**Activity:**
In the text on hallucinations, please state what the level and type of a hallucination depend on.

(Text excerpt Opens)

Hallucinations and Faulty Memories

Hallucinations are a brain malfunction in which the sufferer experiences false images or sounds that do not exist in the real world. Hallucinations can be caused by a number of different underlying problems, but they are generally very unpleasant and disorienting for people who experience the malfunction. They’re not confined only to seeing a ghost in the dark or hearing a creepy “avenge me” at night; they can come in all tactile sensations that the brain can produce by accident.


For example, a tactile hallucination is when you feel something crawling on your skin, though nothing is there. Sometimes the hallucinations can be simple, such as seeing a pattern of colors obscuring the visual field. Other times they can be immensely complex, such as seeing buildings, people, or even imaginary animals and creatures. The level and type of hallucination depend entirely on what region of the brain is malfunctioning or which signals have been lost to injury or disease.

(Text excerpt Closes)
(Dataset excerpts Opens)

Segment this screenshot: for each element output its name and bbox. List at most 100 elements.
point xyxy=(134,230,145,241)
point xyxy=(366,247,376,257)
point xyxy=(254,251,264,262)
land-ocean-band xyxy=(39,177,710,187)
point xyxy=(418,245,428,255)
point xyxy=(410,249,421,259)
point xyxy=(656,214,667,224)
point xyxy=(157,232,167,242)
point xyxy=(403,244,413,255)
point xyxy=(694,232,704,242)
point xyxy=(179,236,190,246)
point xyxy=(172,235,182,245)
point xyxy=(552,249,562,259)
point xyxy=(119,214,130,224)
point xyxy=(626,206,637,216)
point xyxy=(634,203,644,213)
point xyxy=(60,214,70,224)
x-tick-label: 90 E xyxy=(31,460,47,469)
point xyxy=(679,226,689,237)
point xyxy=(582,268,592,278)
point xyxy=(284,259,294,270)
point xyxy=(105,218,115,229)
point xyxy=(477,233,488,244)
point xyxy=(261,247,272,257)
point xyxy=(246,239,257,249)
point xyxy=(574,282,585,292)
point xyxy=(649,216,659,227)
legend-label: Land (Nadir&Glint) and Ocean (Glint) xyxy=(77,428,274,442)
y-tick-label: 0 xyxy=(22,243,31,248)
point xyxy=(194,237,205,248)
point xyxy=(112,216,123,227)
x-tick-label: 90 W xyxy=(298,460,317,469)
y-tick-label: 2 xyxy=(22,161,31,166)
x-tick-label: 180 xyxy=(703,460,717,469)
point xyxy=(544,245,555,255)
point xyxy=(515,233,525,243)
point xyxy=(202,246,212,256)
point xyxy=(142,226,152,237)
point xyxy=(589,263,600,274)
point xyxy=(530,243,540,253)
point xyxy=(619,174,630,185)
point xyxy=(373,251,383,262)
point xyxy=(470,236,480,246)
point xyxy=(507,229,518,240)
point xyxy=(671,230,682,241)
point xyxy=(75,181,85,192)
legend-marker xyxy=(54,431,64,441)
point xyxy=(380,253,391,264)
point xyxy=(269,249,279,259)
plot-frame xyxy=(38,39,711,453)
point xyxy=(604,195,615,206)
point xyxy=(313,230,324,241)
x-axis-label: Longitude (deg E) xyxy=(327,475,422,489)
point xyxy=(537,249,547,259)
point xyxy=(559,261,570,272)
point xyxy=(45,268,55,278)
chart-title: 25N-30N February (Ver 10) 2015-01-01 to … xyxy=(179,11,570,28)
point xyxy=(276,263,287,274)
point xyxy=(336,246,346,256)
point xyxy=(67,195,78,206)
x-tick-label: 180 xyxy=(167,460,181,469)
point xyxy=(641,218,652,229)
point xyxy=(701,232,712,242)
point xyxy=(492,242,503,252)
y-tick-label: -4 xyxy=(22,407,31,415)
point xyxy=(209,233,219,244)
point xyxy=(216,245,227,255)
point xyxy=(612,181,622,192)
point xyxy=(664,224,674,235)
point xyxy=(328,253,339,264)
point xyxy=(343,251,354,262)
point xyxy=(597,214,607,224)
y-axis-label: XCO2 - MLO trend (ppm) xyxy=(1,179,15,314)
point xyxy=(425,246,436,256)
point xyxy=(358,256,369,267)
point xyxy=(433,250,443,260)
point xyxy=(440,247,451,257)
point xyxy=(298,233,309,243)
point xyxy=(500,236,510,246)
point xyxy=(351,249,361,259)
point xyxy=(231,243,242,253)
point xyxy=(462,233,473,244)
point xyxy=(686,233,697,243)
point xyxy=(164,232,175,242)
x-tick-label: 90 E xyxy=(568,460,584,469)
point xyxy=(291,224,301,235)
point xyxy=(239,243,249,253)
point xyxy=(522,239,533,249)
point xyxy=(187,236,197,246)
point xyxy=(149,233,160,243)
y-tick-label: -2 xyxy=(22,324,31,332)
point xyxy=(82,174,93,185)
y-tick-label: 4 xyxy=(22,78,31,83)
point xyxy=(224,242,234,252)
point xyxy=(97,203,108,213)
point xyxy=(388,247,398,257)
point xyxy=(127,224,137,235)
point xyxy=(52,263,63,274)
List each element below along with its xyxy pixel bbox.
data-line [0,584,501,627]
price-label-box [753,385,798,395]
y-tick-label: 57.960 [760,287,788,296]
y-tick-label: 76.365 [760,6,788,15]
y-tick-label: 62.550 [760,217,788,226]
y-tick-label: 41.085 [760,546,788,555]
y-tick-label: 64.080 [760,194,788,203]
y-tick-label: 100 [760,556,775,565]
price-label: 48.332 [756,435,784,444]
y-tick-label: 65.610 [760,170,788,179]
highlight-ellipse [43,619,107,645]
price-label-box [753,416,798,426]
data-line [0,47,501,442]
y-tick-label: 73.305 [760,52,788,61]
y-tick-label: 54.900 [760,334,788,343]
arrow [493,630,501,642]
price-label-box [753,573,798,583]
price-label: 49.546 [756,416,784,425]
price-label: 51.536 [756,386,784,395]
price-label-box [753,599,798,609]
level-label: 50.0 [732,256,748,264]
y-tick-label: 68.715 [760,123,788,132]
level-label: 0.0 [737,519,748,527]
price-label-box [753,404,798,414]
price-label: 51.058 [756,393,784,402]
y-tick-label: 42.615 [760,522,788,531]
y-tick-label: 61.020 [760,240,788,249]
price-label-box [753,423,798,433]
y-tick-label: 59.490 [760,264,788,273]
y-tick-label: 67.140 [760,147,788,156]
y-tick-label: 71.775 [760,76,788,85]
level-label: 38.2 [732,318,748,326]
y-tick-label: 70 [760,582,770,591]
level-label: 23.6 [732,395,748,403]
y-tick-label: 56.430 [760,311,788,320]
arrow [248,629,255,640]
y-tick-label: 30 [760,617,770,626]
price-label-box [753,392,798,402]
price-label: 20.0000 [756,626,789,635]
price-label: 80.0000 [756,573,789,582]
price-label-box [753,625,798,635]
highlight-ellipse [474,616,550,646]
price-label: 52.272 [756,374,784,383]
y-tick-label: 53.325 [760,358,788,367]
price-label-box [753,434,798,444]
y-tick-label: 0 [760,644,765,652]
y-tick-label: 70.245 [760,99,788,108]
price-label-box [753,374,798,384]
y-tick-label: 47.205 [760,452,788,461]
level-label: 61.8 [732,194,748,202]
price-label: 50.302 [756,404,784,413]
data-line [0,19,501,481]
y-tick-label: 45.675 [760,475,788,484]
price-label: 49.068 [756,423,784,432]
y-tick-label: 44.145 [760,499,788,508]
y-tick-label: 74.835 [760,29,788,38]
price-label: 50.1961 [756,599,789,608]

(Dataset excerpts Closes)

**Task solution:**
They depend entirely on what region of the brain is malfunctioning or which signals have been lost to injury or disease.